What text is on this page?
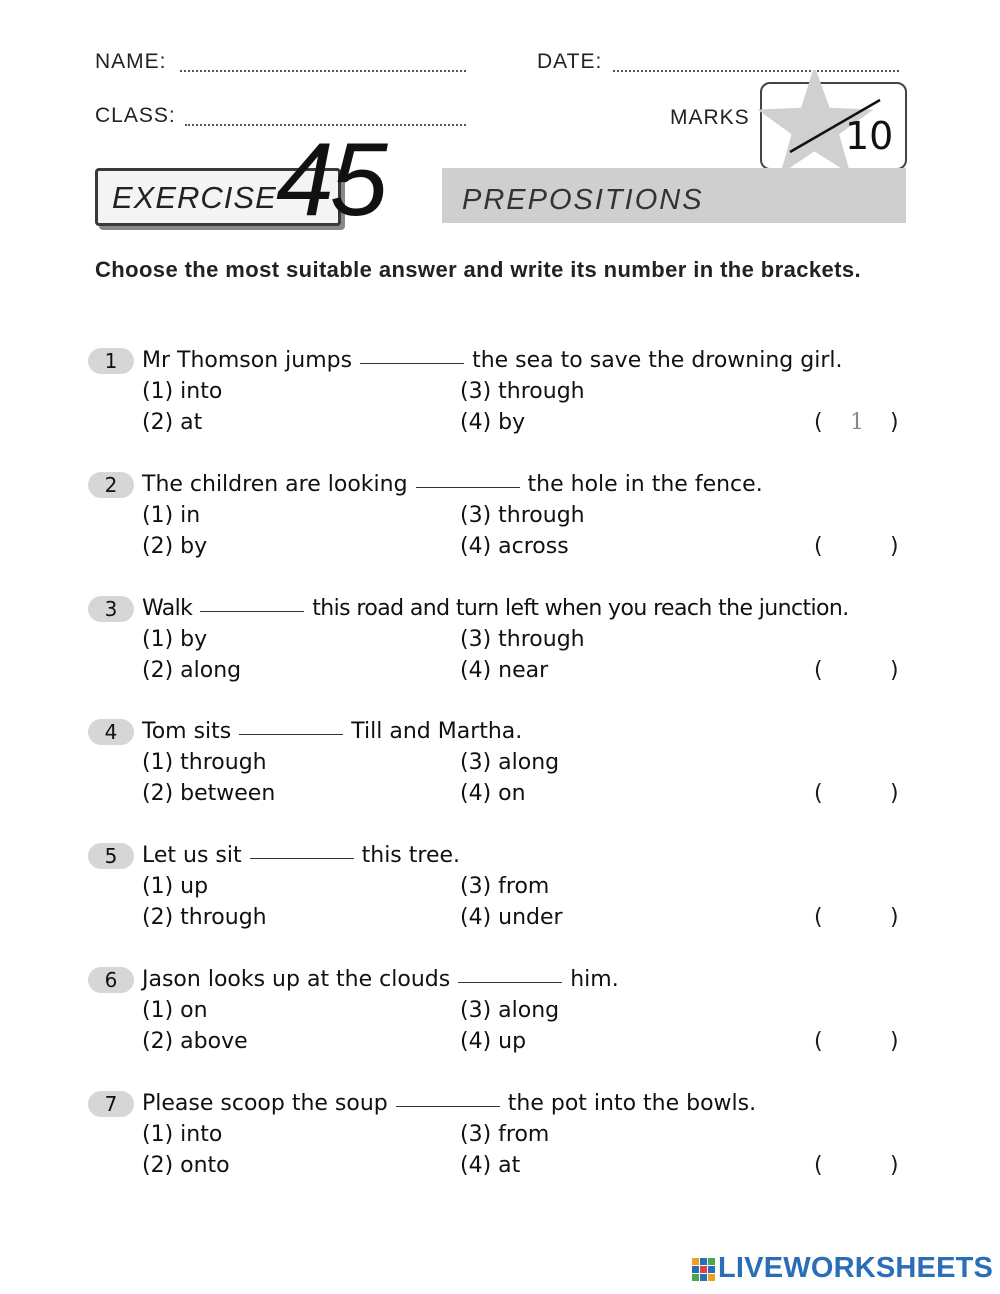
NAME:	DATE:
CLASS:	MARKS	10
EXERCISE 45	PREPOSITIONS
Choose the most suitable answer and write its number in the brackets.
1	Mr Thomson jumps	the sea to save the drowning girl.
(1) into	(3) through
(2) at	(4) by	( 1 )
2	The children are looking	the hole in the fence.
(1) in	(3) through
(2) by	(4) across	(	)
3	Walk	this road and turn left when you reach the junction.
(1) by	(3) through
(2) along	(4) near	(	)
4	Tom sits	Till and Martha.
(1) through	(3) along
(2) between	(4) on	(	)
5	Let us sit	this tree.
(1) up	(3) from
(2) through	(4) under	(	)
6	Jason looks up at the clouds	him.
(1) on	(3) along
(2) above	(4) up	(	)
7	Please scoop the soup	the pot into the bowls.
(1) into	(3) from
(2) onto	(4) at	(	)
LIVEWORKSHEETS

**Exercise details:**
All lines in the data that contain the word "into" should be copied.

**Reply to the exercise:**
(1) into	(3) through
7	Please scoop the soup	the pot into the bowls.
(1) into	(3) from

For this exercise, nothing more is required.